- [Problem requirements] Without the images, print all the entries below exactly as given.

** START OF Supplied data **

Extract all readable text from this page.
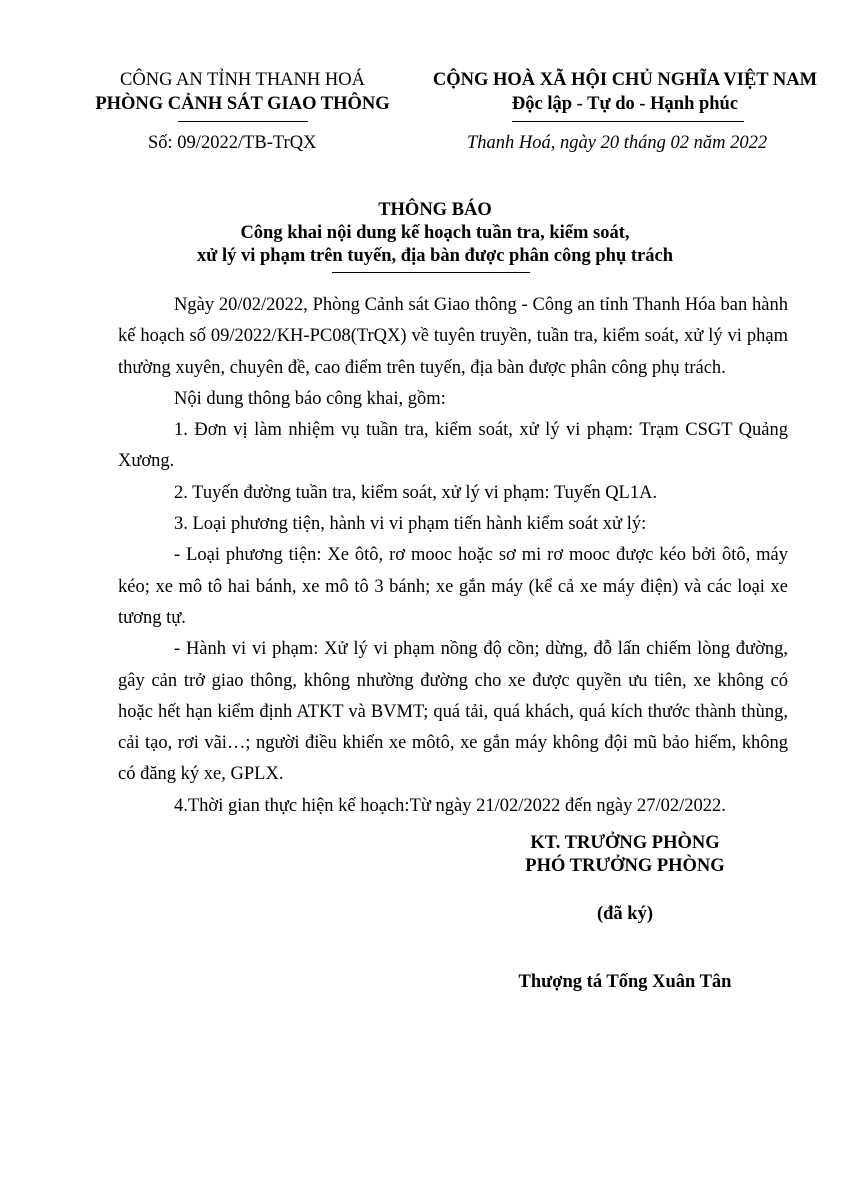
CÔNG AN TỈNH THANH HOÁ
PHÒNG CẢNH SÁT GIAO THÔNG
CỘNG HOÀ XÃ HỘI CHỦ NGHĨA VIỆT NAM
Độc lập - Tự do - Hạnh phúc
Số: 09/2022/TB-TrQX	Thanh Hoá, ngày 20 tháng 02 năm 2022
THÔNG BÁO
Công khai nội dung kế hoạch tuần tra, kiểm soát,
xử lý vi phạm trên tuyến, địa bàn được phân công phụ trách

Ngày 20/02/2022, Phòng Cảnh sát Giao thông - Công an tỉnh Thanh Hóa ban hành kế hoạch số 09/2022/KH-PC08(TrQX) về tuyên truyền, tuần tra, kiểm soát, xử lý vi phạm thường xuyên, chuyên đề, cao điểm trên tuyến, địa bàn được phân công phụ trách.

Nội dung thông báo công khai, gồm:

1. Đơn vị làm nhiệm vụ tuần tra, kiểm soát, xử lý vi phạm: Trạm CSGT Quảng Xương.

2. Tuyến đường tuần tra, kiểm soát, xử lý vi phạm: Tuyến QL1A.

3. Loại phương tiện, hành vi vi phạm tiến hành kiểm soát xử lý:

- Loại phương tiện: Xe ôtô, rơ mooc hoặc sơ mi rơ mooc được kéo bởi ôtô, máy kéo; xe mô tô hai bánh, xe mô tô 3 bánh; xe gắn máy (kể cả xe máy điện) và các loại xe tương tự.

- Hành vi vi phạm: Xử lý vi phạm nồng độ cồn; dừng, đỗ lấn chiếm lòng đường, gây cản trở giao thông, không nhường đường cho xe được quyền ưu tiên, xe không có hoặc hết hạn kiểm định ATKT và BVMT; quá tải, quá khách, quá kích thước thành thùng, cải tạo, rơi vãi…; người điều khiển xe môtô, xe gắn máy không đội mũ bảo hiểm, không có đăng ký xe, GPLX.

4.Thời gian thực hiện kế hoạch:Từ ngày 21/02/2022 đến ngày 27/02/2022.

KT. TRƯỞNG PHÒNG
PHÓ TRƯỞNG PHÒNG
(đã ký)
Thượng tá Tống Xuân Tân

** END OF Supplied data **

- [Correct result]
Extract all readable text from this page.
CÔNG AN TỈNH THANH HOÁ
PHÒNG CẢNH SÁT GIAO THÔNG
CỘNG HOÀ XÃ HỘI CHỦ NGHĨA VIỆT NAM
Độc lập - Tự do - Hạnh phúc
Số: 09/2022/TB-TrQX	Thanh Hoá, ngày 20 tháng 02 năm 2022
THÔNG BÁO
Công khai nội dung kế hoạch tuần tra, kiểm soát,
xử lý vi phạm trên tuyến, địa bàn được phân công phụ trách

Ngày 20/02/2022, Phòng Cảnh sát Giao thông - Công an tỉnh Thanh Hóa ban hành kế hoạch số 09/2022/KH-PC08(TrQX) về tuyên truyền, tuần tra, kiểm soát, xử lý vi phạm thường xuyên, chuyên đề, cao điểm trên tuyến, địa bàn được phân công phụ trách.

Nội dung thông báo công khai, gồm:

1. Đơn vị làm nhiệm vụ tuần tra, kiểm soát, xử lý vi phạm: Trạm CSGT Quảng Xương.

2. Tuyến đường tuần tra, kiểm soát, xử lý vi phạm: Tuyến QL1A.

3. Loại phương tiện, hành vi vi phạm tiến hành kiểm soát xử lý:

- Loại phương tiện: Xe ôtô, rơ mooc hoặc sơ mi rơ mooc được kéo bởi ôtô, máy kéo; xe mô tô hai bánh, xe mô tô 3 bánh; xe gắn máy (kể cả xe máy điện) và các loại xe tương tự.

- Hành vi vi phạm: Xử lý vi phạm nồng độ cồn; dừng, đỗ lấn chiếm lòng đường, gây cản trở giao thông, không nhường đường cho xe được quyền ưu tiên, xe không có hoặc hết hạn kiểm định ATKT và BVMT; quá tải, quá khách, quá kích thước thành thùng, cải tạo, rơi vãi…; người điều khiển xe môtô, xe gắn máy không đội mũ bảo hiểm, không có đăng ký xe, GPLX.

4.Thời gian thực hiện kế hoạch:Từ ngày 21/02/2022 đến ngày 27/02/2022.

KT. TRƯỞNG PHÒNG
PHÓ TRƯỞNG PHÒNG
(đã ký)
Thượng tá Tống Xuân Tân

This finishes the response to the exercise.